— Problem statement —
Leaving out every picture, quote the data below exactly as it appears.

(Data extracted from a collection)
• • •

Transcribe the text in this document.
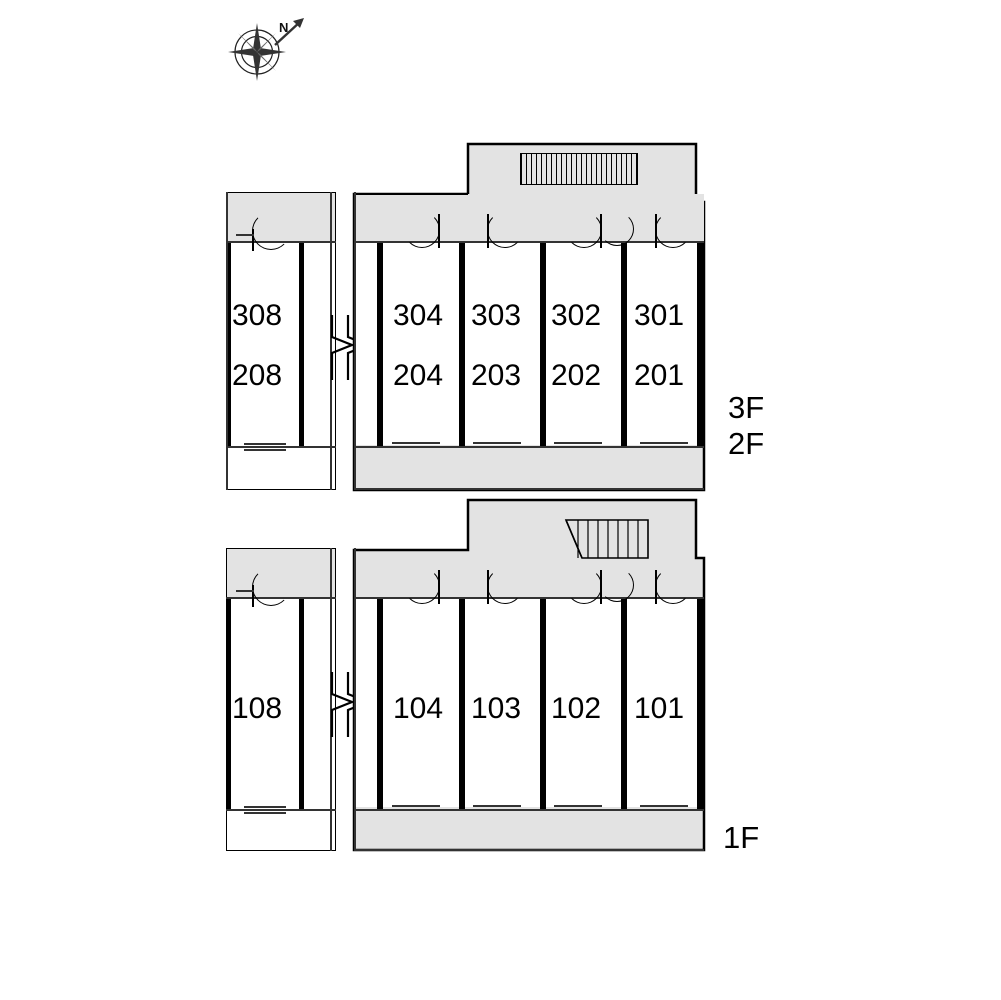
N
308
208
304 303 302 301
204 203 202 201
108	104 103 102 101
3F
2F
1F
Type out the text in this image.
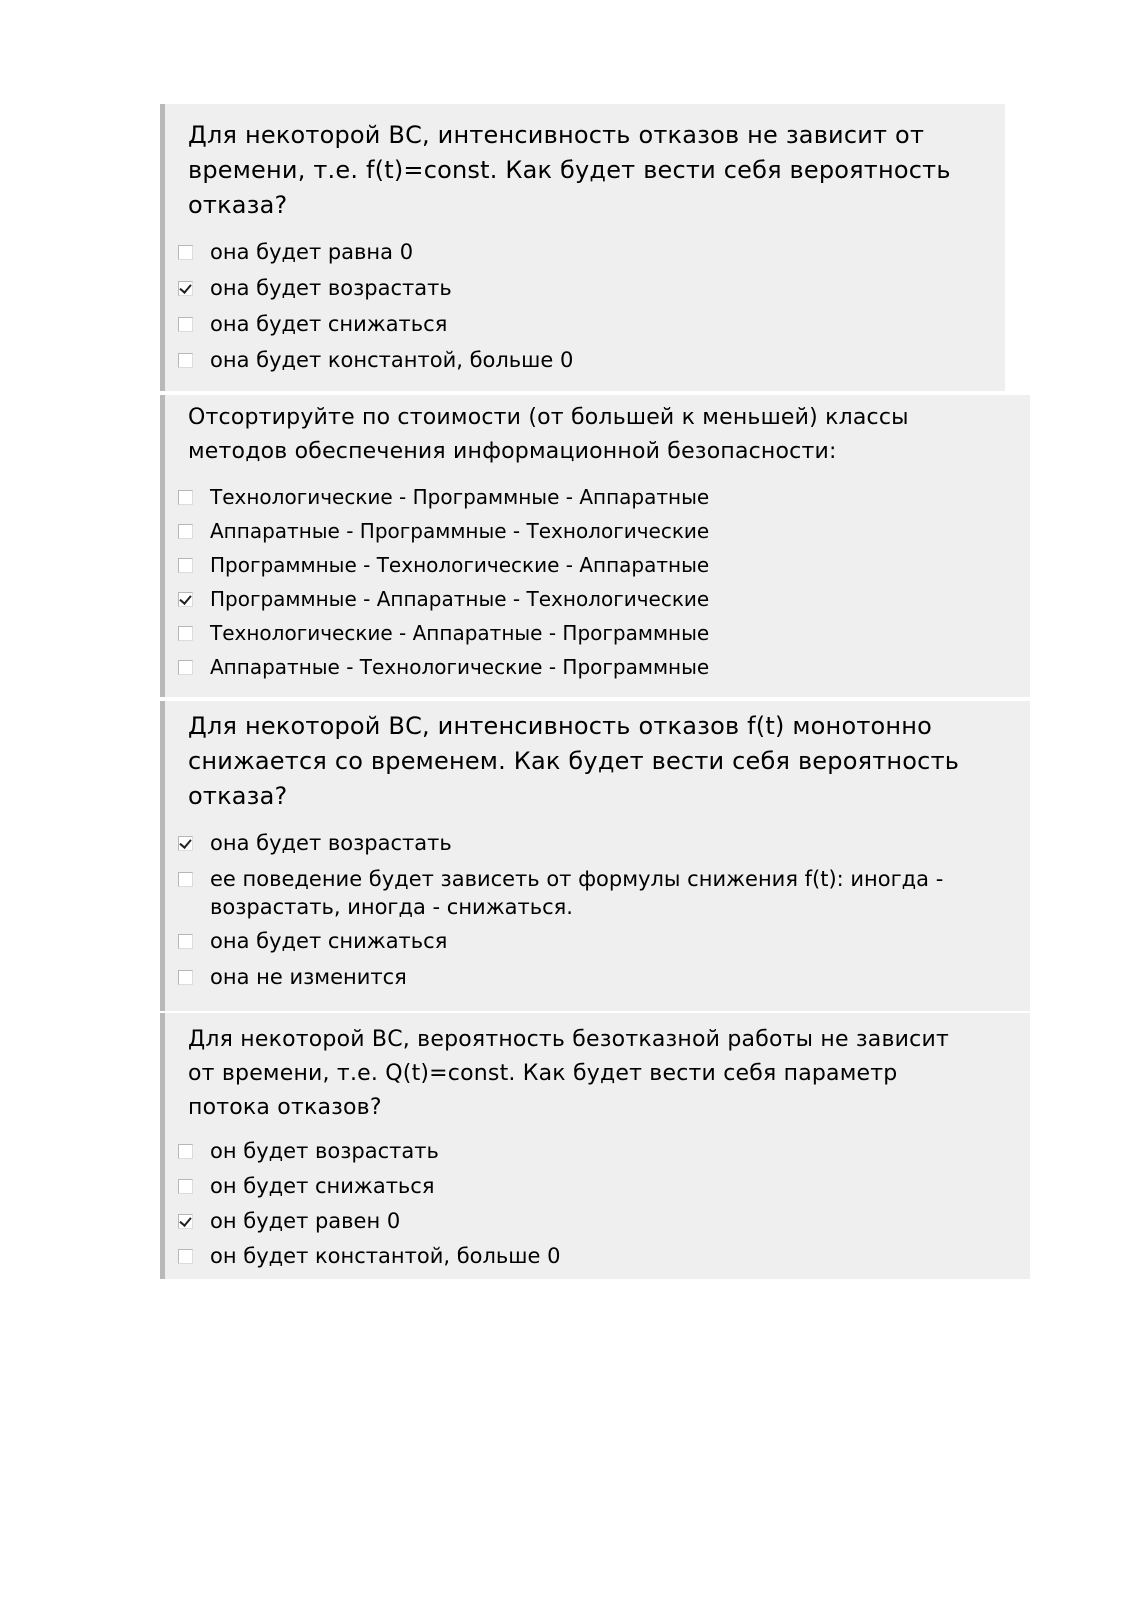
Для некоторой ВС, интенсивность отказов не зависит от
времени, т.е. f(t)=const. Как будет вести себя вероятность
отказа?
она будет равна 0
она будет возрастать
она будет снижаться
она будет константой, больше 0
Отсортируйте по стоимости (от большей к меньшей) классы
методов обеспечения информационной безопасности:
Технологические - Программные - Аппаратные
Аппаратные - Программные - Технологические
Программные - Технологические - Аппаратные
Программные - Аппаратные - Технологические
Технологические - Аппаратные - Программные
Аппаратные - Технологические - Программные
Для некоторой ВС, интенсивность отказов f(t) монотонно
снижается со временем. Как будет вести себя вероятность
отказа?
она будет возрастать
ее поведение будет зависеть от формулы снижения f(t): иногда -
возрастать, иногда - снижаться.
она будет снижаться
она не изменится
Для некоторой ВС, вероятность безотказной работы не зависит
от времени, т.е. Q(t)=const. Как будет вести себя параметр
потока отказов?
он будет возрастать
он будет снижаться
он будет равен 0
он будет константой, больше 0
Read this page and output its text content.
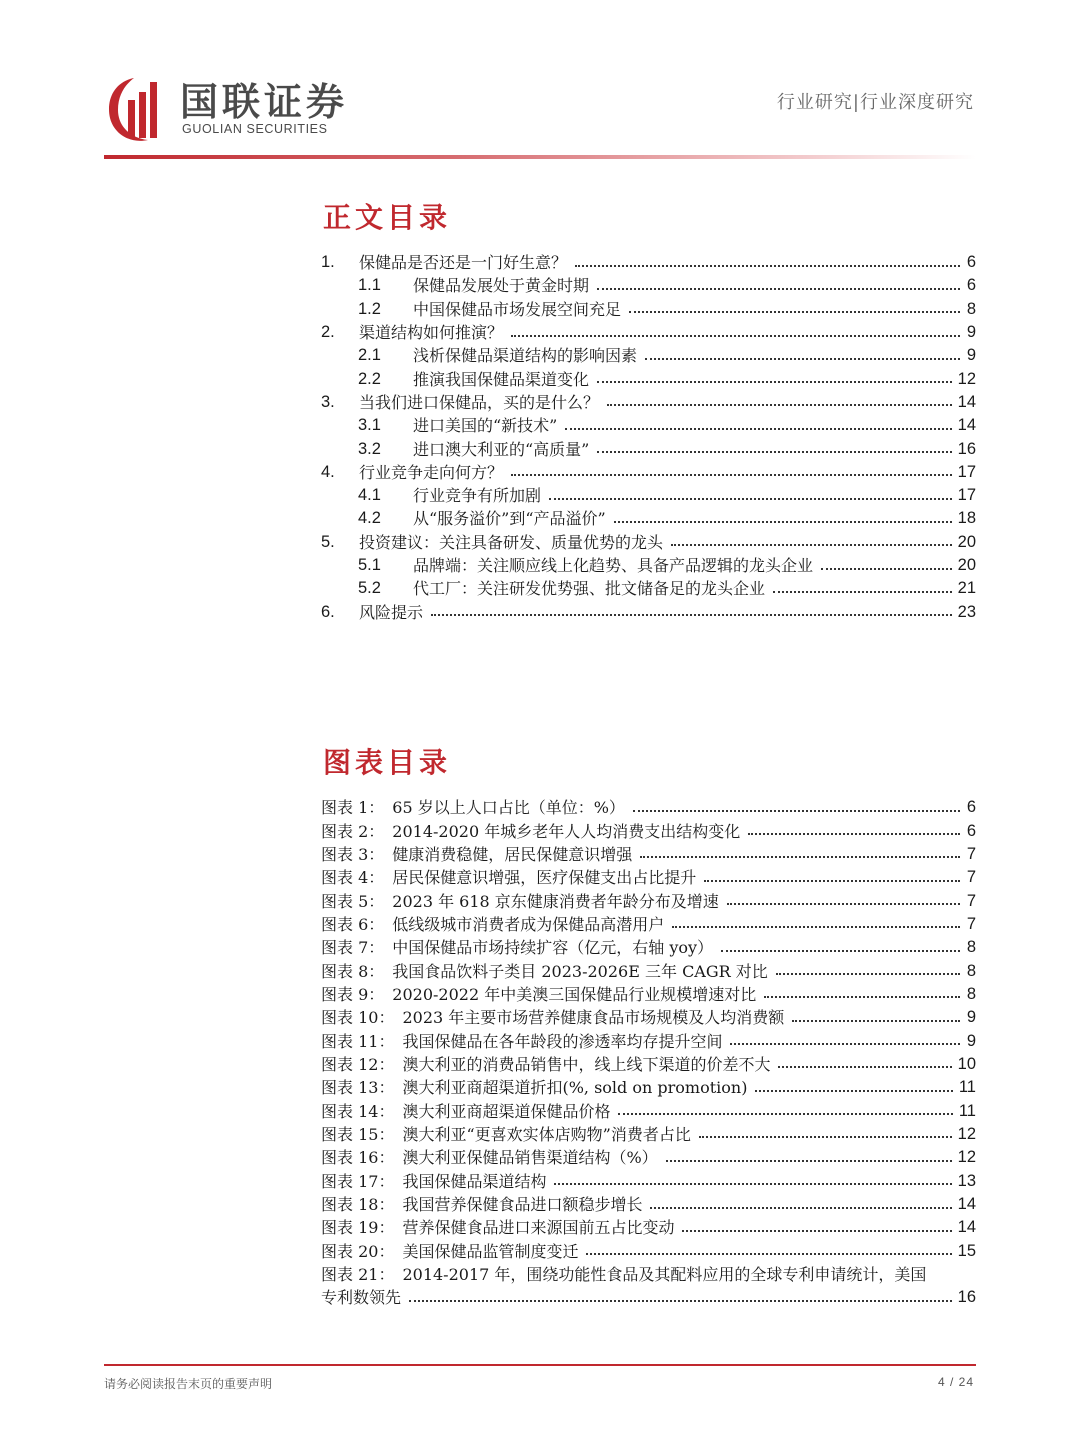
国联证券
GUOLIAN SECURITIES
行业研究|行业深度研究
正文目录
1.	保健品是否还是一门好生意？	6
1.1	保健品发展处于黄金时期	6
1.2	中国保健品市场发展空间充足	8
2.	渠道结构如何推演？	9
2.1	浅析保健品渠道结构的影响因素	9
2.2	推演我国保健品渠道变化	12
3.	当我们进口保健品，买的是什么？	14
3.1	进口美国的“新技术”	14
3.2	进口澳大利亚的“高质量”	16
4.	行业竞争走向何方？	17
4.1	行业竞争有所加剧	17
4.2	从“服务溢价”到“产品溢价”	18
5.	投资建议：关注具备研发、质量优势的龙头	20
5.1	品牌端：关注顺应线上化趋势、具备产品逻辑的龙头企业	20
5.2	代工厂：关注研发优势强、批文储备足的龙头企业	21
6.	风险提示	23
图表目录
图表 1： 65 岁以上人口占比（单位：%）	6
图表 2： 2014-2020 年城乡老年人人均消费支出结构变化	6
图表 3： 健康消费稳健，居民保健意识增强	7
图表 4： 居民保健意识增强，医疗保健支出占比提升	7
图表 5： 2023 年 618 京东健康消费者年龄分布及增速	7
图表 6： 低线级城市消费者成为保健品高潜用户	7
图表 7： 中国保健品市场持续扩容（亿元，右轴 yoy）	8
图表 8： 我国食品饮料子类目 2023-2026E 三年 CAGR 对比	8
图表 9： 2020-2022 年中美澳三国保健品行业规模增速对比	8
图表 10： 2023 年主要市场营养健康食品市场规模及人均消费额	9
图表 11： 我国保健品在各年龄段的渗透率均存提升空间	9
图表 12： 澳大利亚的消费品销售中，线上线下渠道的价差不大	10
图表 13： 澳大利亚商超渠道折扣(%, sold on promotion)	11
图表 14： 澳大利亚商超渠道保健品价格	11
图表 15： 澳大利亚“更喜欢实体店购物”消费者占比	12
图表 16： 澳大利亚保健品销售渠道结构（%）	12
图表 17： 我国保健品渠道结构	13
图表 18： 我国营养保健食品进口额稳步增长	14
图表 19： 营养保健食品进口来源国前五占比变动	14
图表 20： 美国保健品监管制度变迁	15
图表 21： 2014-2017 年，围绕功能性食品及其配料应用的全球专利申请统计，美国
专利数领先	16
请务必阅读报告末页的重要声明	4 / 24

• • •

— Solved exercise —
Transcribe the text in this document.
N
308
208
304 303 302 301
204 203 202 201
108	104 103 102 101
3F
2F
1F
Type out the text in this image.
Для некоторой ВС, интенсивность отказов не зависит от
времени, т.е. f(t)=const. Как будет вести себя вероятность
отказа?
она будет равна 0
она будет возрастать
она будет снижаться
она будет константой, больше 0
Отсортируйте по стоимости (от большей к меньшей) классы
методов обеспечения информационной безопасности:
Технологические - Программные - Аппаратные
Аппаратные - Программные - Технологические
Программные - Технологические - Аппаратные
Программные - Аппаратные - Технологические
Технологические - Аппаратные - Программные
Аппаратные - Технологические - Программные
Для некоторой ВС, интенсивность отказов f(t) монотонно
снижается со временем. Как будет вести себя вероятность
отказа?
она будет возрастать
ее поведение будет зависеть от формулы снижения f(t): иногда -
возрастать, иногда - снижаться.
она будет снижаться
она не изменится
Для некоторой ВС, вероятность безотказной работы не зависит
от времени, т.е. Q(t)=const. Как будет вести себя параметр
потока отказов?
он будет возрастать
он будет снижаться
он будет равен 0
он будет константой, больше 0
Read this page and output its text content.
国联证券
GUOLIAN SECURITIES
行业研究|行业深度研究
正文目录
1.	保健品是否还是一门好生意？	6
1.1	保健品发展处于黄金时期	6
1.2	中国保健品市场发展空间充足	8
2.	渠道结构如何推演？	9
2.1	浅析保健品渠道结构的影响因素	9
2.2	推演我国保健品渠道变化	12
3.	当我们进口保健品，买的是什么？	14
3.1	进口美国的“新技术”	14
3.2	进口澳大利亚的“高质量”	16
4.	行业竞争走向何方？	17
4.1	行业竞争有所加剧	17
4.2	从“服务溢价”到“产品溢价”	18
5.	投资建议：关注具备研发、质量优势的龙头	20
5.1	品牌端：关注顺应线上化趋势、具备产品逻辑的龙头企业	20
5.2	代工厂：关注研发优势强、批文储备足的龙头企业	21
6.	风险提示	23
图表目录
图表 1： 65 岁以上人口占比（单位：%）	6
图表 2： 2014-2020 年城乡老年人人均消费支出结构变化	6
图表 3： 健康消费稳健，居民保健意识增强	7
图表 4： 居民保健意识增强，医疗保健支出占比提升	7
图表 5： 2023 年 618 京东健康消费者年龄分布及增速	7
图表 6： 低线级城市消费者成为保健品高潜用户	7
图表 7： 中国保健品市场持续扩容（亿元，右轴 yoy）	8
图表 8： 我国食品饮料子类目 2023-2026E 三年 CAGR 对比	8
图表 9： 2020-2022 年中美澳三国保健品行业规模增速对比	8
图表 10： 2023 年主要市场营养健康食品市场规模及人均消费额	9
图表 11： 我国保健品在各年龄段的渗透率均存提升空间	9
图表 12： 澳大利亚的消费品销售中，线上线下渠道的价差不大	10
图表 13： 澳大利亚商超渠道折扣(%, sold on promotion)	11
图表 14： 澳大利亚商超渠道保健品价格	11
图表 15： 澳大利亚“更喜欢实体店购物”消费者占比	12
图表 16： 澳大利亚保健品销售渠道结构（%）	12
图表 17： 我国保健品渠道结构	13
图表 18： 我国营养保健食品进口额稳步增长	14
图表 19： 营养保健食品进口来源国前五占比变动	14
图表 20： 美国保健品监管制度变迁	15
图表 21： 2014-2017 年，围绕功能性食品及其配料应用的全球专利申请统计，美国
专利数领先	16
请务必阅读报告末页的重要声明	4 / 24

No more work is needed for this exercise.